**OBJECTIVE:**
Your task is to write out exactly the lines from the line containing "Type out the text in this image." through the end of the records, inclusive at both ends.

::: SUPPLIED RECORDS

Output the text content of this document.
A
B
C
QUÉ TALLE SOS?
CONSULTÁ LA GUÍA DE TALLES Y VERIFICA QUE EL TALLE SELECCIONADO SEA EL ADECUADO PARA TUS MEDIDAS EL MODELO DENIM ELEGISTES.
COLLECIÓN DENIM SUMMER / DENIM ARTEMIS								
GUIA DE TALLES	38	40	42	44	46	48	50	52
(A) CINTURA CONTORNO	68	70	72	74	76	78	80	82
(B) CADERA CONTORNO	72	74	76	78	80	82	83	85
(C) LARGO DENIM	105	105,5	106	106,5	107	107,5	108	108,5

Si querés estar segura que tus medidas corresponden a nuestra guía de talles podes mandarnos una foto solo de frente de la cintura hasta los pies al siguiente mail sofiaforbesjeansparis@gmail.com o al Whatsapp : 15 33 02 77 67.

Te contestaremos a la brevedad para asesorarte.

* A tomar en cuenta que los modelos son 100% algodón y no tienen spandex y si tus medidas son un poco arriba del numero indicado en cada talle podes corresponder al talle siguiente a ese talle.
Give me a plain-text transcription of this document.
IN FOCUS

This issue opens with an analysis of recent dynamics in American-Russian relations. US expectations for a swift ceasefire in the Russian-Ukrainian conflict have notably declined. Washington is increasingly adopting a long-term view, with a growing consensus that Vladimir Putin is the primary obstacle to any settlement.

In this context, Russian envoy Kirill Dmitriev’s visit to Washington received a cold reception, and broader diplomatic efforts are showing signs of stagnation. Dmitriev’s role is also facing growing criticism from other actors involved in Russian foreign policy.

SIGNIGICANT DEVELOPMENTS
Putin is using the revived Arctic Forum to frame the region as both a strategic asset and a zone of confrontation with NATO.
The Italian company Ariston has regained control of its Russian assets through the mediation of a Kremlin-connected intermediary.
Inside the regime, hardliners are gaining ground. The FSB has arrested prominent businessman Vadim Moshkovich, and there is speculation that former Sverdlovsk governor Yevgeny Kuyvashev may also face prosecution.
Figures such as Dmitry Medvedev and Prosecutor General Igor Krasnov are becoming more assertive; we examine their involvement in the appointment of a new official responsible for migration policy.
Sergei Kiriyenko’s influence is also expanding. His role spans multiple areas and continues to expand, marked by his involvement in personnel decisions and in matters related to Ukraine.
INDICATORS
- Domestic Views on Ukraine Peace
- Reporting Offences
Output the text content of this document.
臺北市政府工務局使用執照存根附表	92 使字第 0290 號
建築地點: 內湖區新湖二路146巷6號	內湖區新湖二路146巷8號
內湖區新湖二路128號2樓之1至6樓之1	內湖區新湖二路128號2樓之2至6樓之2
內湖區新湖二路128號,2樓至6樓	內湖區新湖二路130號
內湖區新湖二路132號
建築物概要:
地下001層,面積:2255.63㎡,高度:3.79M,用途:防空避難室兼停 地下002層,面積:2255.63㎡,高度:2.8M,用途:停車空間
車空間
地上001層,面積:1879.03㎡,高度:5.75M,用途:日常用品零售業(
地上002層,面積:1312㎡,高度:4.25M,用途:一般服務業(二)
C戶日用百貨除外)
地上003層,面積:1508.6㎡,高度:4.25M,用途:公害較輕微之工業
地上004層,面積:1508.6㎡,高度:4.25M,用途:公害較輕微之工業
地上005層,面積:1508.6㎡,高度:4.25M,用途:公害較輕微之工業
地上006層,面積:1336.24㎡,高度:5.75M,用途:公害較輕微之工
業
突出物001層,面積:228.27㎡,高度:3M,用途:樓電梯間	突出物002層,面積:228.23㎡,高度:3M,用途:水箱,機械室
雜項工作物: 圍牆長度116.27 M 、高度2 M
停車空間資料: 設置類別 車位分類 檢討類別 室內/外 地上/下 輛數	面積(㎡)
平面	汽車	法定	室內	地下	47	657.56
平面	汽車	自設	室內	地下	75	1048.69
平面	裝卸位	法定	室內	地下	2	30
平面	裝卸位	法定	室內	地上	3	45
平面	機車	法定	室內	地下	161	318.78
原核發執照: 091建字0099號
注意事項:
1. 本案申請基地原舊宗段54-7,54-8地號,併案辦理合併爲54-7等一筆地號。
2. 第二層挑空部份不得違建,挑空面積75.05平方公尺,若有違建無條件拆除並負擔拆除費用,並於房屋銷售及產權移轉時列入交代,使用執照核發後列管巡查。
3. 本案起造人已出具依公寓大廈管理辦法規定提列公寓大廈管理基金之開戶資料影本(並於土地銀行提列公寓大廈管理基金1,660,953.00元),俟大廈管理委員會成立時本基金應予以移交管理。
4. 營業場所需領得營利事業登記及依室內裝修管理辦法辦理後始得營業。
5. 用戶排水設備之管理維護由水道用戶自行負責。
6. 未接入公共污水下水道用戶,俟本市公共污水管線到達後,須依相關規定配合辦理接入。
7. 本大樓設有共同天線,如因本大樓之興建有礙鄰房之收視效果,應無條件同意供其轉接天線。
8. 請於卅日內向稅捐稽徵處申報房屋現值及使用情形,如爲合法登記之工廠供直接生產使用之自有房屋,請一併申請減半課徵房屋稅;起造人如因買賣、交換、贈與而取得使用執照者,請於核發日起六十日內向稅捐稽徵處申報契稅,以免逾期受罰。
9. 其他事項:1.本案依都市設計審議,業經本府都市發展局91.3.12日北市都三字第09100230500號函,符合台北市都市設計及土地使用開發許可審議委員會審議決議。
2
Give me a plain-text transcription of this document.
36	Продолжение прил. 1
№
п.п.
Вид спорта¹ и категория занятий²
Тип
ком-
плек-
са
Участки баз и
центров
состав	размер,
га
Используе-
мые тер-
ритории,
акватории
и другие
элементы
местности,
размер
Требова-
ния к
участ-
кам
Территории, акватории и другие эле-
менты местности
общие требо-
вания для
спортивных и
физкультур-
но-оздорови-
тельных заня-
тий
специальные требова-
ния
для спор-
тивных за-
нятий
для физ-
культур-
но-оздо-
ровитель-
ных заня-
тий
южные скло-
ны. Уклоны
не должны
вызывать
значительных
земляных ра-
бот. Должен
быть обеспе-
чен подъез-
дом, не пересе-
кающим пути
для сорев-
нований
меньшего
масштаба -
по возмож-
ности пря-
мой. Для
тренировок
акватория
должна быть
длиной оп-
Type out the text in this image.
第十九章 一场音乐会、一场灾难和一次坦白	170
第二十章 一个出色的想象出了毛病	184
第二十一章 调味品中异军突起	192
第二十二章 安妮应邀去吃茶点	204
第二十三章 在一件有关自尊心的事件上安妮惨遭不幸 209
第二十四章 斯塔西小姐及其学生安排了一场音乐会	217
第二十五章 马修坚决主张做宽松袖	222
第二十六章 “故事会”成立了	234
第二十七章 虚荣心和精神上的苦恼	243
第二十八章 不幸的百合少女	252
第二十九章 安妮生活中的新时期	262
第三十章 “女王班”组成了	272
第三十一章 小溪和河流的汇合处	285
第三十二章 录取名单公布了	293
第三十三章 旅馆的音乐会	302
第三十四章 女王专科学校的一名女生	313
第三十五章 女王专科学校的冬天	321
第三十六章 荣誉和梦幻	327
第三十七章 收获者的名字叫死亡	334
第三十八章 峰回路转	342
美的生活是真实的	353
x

::::::

**OUTPUT OF THE EXERCISE:**
Type out the text in this image.
第十九章 一场音乐会、一场灾难和一次坦白	170
第二十章 一个出色的想象出了毛病	184
第二十一章 调味品中异军突起	192
第二十二章 安妮应邀去吃茶点	204
第二十三章 在一件有关自尊心的事件上安妮惨遭不幸 209
第二十四章 斯塔西小姐及其学生安排了一场音乐会	217
第二十五章 马修坚决主张做宽松袖	222
第二十六章 “故事会”成立了	234
第二十七章 虚荣心和精神上的苦恼	243
第二十八章 不幸的百合少女	252
第二十九章 安妮生活中的新时期	262
第三十章 “女王班”组成了	272
第三十一章 小溪和河流的汇合处	285
第三十二章 录取名单公布了	293
第三十三章 旅馆的音乐会	302
第三十四章 女王专科学校的一名女生	313
第三十五章 女王专科学校的冬天	321
第三十六章 荣誉和梦幻	327
第三十七章 收获者的名字叫死亡	334
第三十八章 峰回路转	342
美的生活是真实的	353
x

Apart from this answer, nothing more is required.